## Start

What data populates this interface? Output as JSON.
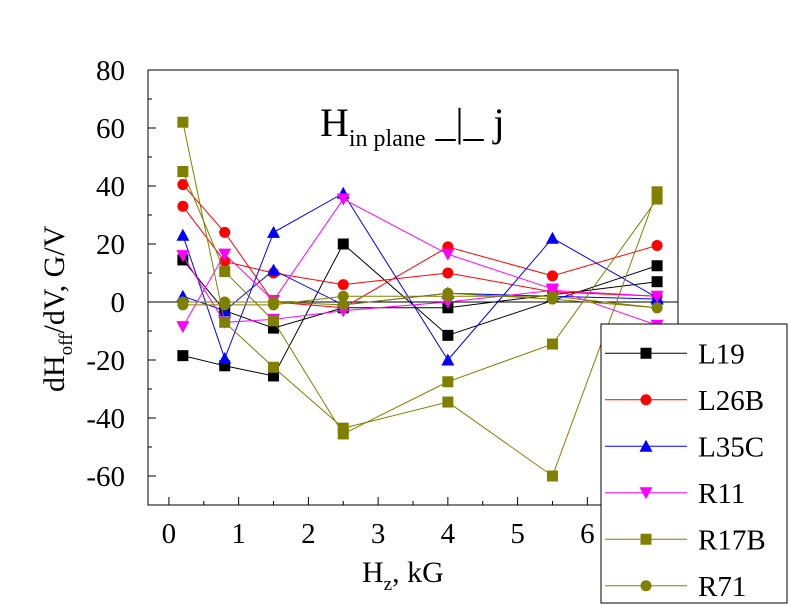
{
  "chart_data": {
    "type": "line",
    "title_main": "H",
    "title_sub": "in plane",
    "title_tail": "_|_ j",
    "xlabel_main": "H",
    "xlabel_sub": "z",
    "xlabel_tail": ", kG",
    "ylabel_pre": "dH",
    "ylabel_sub": "off",
    "ylabel_post": "/dV, G/V",
    "xlim": [
      -0.3,
      7.3
    ],
    "ylim": [
      -70,
      80
    ],
    "xticks": [
      0,
      1,
      2,
      3,
      4,
      5,
      6
    ],
    "yticks": [
      80,
      60,
      40,
      20,
      0,
      -20,
      -40,
      -60
    ],
    "zero_line": true,
    "legend_position": "bottom-right",
    "series": [
      {
        "name": "L19",
        "color": "#000000",
        "marker": "square",
        "groups": [
          {
            "x": [
              0.2,
              0.8,
              1.5,
              2.5,
              4.0,
              7.0
            ],
            "y": [
              -18.5,
              -22.0,
              -25.5,
              20.0,
              -11.5,
              12.5
            ]
          },
          {
            "x": [
              0.2,
              0.8,
              1.5,
              2.5,
              4.0,
              7.0
            ],
            "y": [
              14.5,
              -3.0,
              -9.0,
              -2.0,
              -2.0,
              7.0
            ]
          }
        ]
      },
      {
        "name": "L26B",
        "color": "#ff0000",
        "marker": "circle",
        "groups": [
          {
            "x": [
              0.2,
              0.8,
              1.5,
              2.5,
              4.0,
              5.5,
              7.0
            ],
            "y": [
              33.0,
              14.0,
              10.0,
              6.0,
              10.0,
              3.5,
              2.0
            ]
          },
          {
            "x": [
              0.2,
              0.8,
              1.5,
              2.5,
              4.0,
              5.5,
              7.0
            ],
            "y": [
              40.5,
              24.0,
              0.0,
              -2.0,
              19.0,
              9.0,
              19.5
            ]
          }
        ]
      },
      {
        "name": "L35C",
        "color": "#0000ff",
        "marker": "triangle-up",
        "groups": [
          {
            "x": [
              0.2,
              0.8,
              1.5,
              2.5,
              4.0,
              5.5,
              7.0
            ],
            "y": [
              23.0,
              -19.5,
              24.0,
              37.5,
              -20.0,
              22.0,
              1.5
            ]
          },
          {
            "x": [
              0.2,
              0.8,
              1.5,
              2.5,
              4.0,
              5.5,
              7.0
            ],
            "y": [
              2.0,
              -3.0,
              11.0,
              -1.0,
              3.0,
              2.0,
              1.0
            ]
          }
        ]
      },
      {
        "name": "R11",
        "color": "#ff00ff",
        "marker": "triangle-down",
        "groups": [
          {
            "x": [
              0.2,
              0.8,
              1.5,
              2.5,
              4.0,
              5.5,
              7.0
            ],
            "y": [
              -8.5,
              16.5,
              0.5,
              35.5,
              16.5,
              4.5,
              -8.0
            ]
          },
          {
            "x": [
              0.2,
              0.8,
              1.5,
              2.5,
              4.0,
              5.5,
              7.0
            ],
            "y": [
              16.0,
              -7.0,
              -6.0,
              -3.0,
              0.0,
              4.0,
              2.0
            ]
          }
        ]
      },
      {
        "name": "R17B",
        "color": "#808000",
        "marker": "square",
        "groups": [
          {
            "x": [
              0.2,
              0.8,
              1.5,
              2.5,
              4.0,
              5.5,
              7.0
            ],
            "y": [
              62.0,
              -7.0,
              -22.5,
              -43.5,
              -34.5,
              -60.0,
              38.0
            ]
          },
          {
            "x": [
              0.2,
              0.8,
              1.5,
              2.5,
              4.0,
              5.5,
              7.0
            ],
            "y": [
              45.0,
              10.5,
              -6.5,
              -45.5,
              -27.5,
              -14.5,
              35.5
            ]
          }
        ]
      },
      {
        "name": "R71",
        "color": "#808000",
        "marker": "circle",
        "groups": [
          {
            "x": [
              0.2,
              0.8,
              1.5,
              2.5,
              4.0,
              5.5,
              7.0
            ],
            "y": [
              -1.0,
              -1.0,
              -1.0,
              2.0,
              2.0,
              2.0,
              -2.0
            ]
          },
          {
            "x": [
              0.2,
              0.8,
              1.5,
              2.5,
              4.0,
              5.5,
              7.0
            ],
            "y": [
              0.0,
              0.0,
              0.0,
              -1.0,
              3.0,
              1.0,
              -2.0
            ]
          }
        ]
      }
    ]
  }
}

## End

- [SET PROBLEM]
Write out all the records again, exactly, minus any pictures.

- [RESPONSE TO THE TASK]
What data populates this interface? Output as JSON.
{
  "chart_data": {
    "type": "line",
    "title_main": "H",
    "title_sub": "in plane",
    "title_tail": "_|_ j",
    "xlabel_main": "H",
    "xlabel_sub": "z",
    "xlabel_tail": ", kG",
    "ylabel_pre": "dH",
    "ylabel_sub": "off",
    "ylabel_post": "/dV, G/V",
    "xlim": [
      -0.3,
      7.3
    ],
    "ylim": [
      -70,
      80
    ],
    "xticks": [
      0,
      1,
      2,
      3,
      4,
      5,
      6
    ],
    "yticks": [
      80,
      60,
      40,
      20,
      0,
      -20,
      -40,
      -60
    ],
    "zero_line": true,
    "legend_position": "bottom-right",
    "series": [
      {
        "name": "L19",
        "color": "#000000",
        "marker": "square",
        "groups": [
          {
            "x": [
              0.2,
              0.8,
              1.5,
              2.5,
              4.0,
              7.0
            ],
            "y": [
              -18.5,
              -22.0,
              -25.5,
              20.0,
              -11.5,
              12.5
            ]
          },
          {
            "x": [
              0.2,
              0.8,
              1.5,
              2.5,
              4.0,
              7.0
            ],
            "y": [
              14.5,
              -3.0,
              -9.0,
              -2.0,
              -2.0,
              7.0
            ]
          }
        ]
      },
      {
        "name": "L26B",
        "color": "#ff0000",
        "marker": "circle",
        "groups": [
          {
            "x": [
              0.2,
              0.8,
              1.5,
              2.5,
              4.0,
              5.5,
              7.0
            ],
            "y": [
              33.0,
              14.0,
              10.0,
              6.0,
              10.0,
              3.5,
              2.0
            ]
          },
          {
            "x": [
              0.2,
              0.8,
              1.5,
              2.5,
              4.0,
              5.5,
              7.0
            ],
            "y": [
              40.5,
              24.0,
              0.0,
              -2.0,
              19.0,
              9.0,
              19.5
            ]
          }
        ]
      },
      {
        "name": "L35C",
        "color": "#0000ff",
        "marker": "triangle-up",
        "groups": [
          {
            "x": [
              0.2,
              0.8,
              1.5,
              2.5,
              4.0,
              5.5,
              7.0
            ],
            "y": [
              23.0,
              -19.5,
              24.0,
              37.5,
              -20.0,
              22.0,
              1.5
            ]
          },
          {
            "x": [
              0.2,
              0.8,
              1.5,
              2.5,
              4.0,
              5.5,
              7.0
            ],
            "y": [
              2.0,
              -3.0,
              11.0,
              -1.0,
              3.0,
              2.0,
              1.0
            ]
          }
        ]
      },
      {
        "name": "R11",
        "color": "#ff00ff",
        "marker": "triangle-down",
        "groups": [
          {
            "x": [
              0.2,
              0.8,
              1.5,
              2.5,
              4.0,
              5.5,
              7.0
            ],
            "y": [
              -8.5,
              16.5,
              0.5,
              35.5,
              16.5,
              4.5,
              -8.0
            ]
          },
          {
            "x": [
              0.2,
              0.8,
              1.5,
              2.5,
              4.0,
              5.5,
              7.0
            ],
            "y": [
              16.0,
              -7.0,
              -6.0,
              -3.0,
              0.0,
              4.0,
              2.0
            ]
          }
        ]
      },
      {
        "name": "R17B",
        "color": "#808000",
        "marker": "square",
        "groups": [
          {
            "x": [
              0.2,
              0.8,
              1.5,
              2.5,
              4.0,
              5.5,
              7.0
            ],
            "y": [
              62.0,
              -7.0,
              -22.5,
              -43.5,
              -34.5,
              -60.0,
              38.0
            ]
          },
          {
            "x": [
              0.2,
              0.8,
              1.5,
              2.5,
              4.0,
              5.5,
              7.0
            ],
            "y": [
              45.0,
              10.5,
              -6.5,
              -45.5,
              -27.5,
              -14.5,
              35.5
            ]
          }
        ]
      },
      {
        "name": "R71",
        "color": "#808000",
        "marker": "circle",
        "groups": [
          {
            "x": [
              0.2,
              0.8,
              1.5,
              2.5,
              4.0,
              5.5,
              7.0
            ],
            "y": [
              -1.0,
              -1.0,
              -1.0,
              2.0,
              2.0,
              2.0,
              -2.0
            ]
          },
          {
            "x": [
              0.2,
              0.8,
              1.5,
              2.5,
              4.0,
              5.5,
              7.0
            ],
            "y": [
              0.0,
              0.0,
              0.0,
              -1.0,
              3.0,
              1.0,
              -2.0
            ]
          }
        ]
      }
    ]
  }
}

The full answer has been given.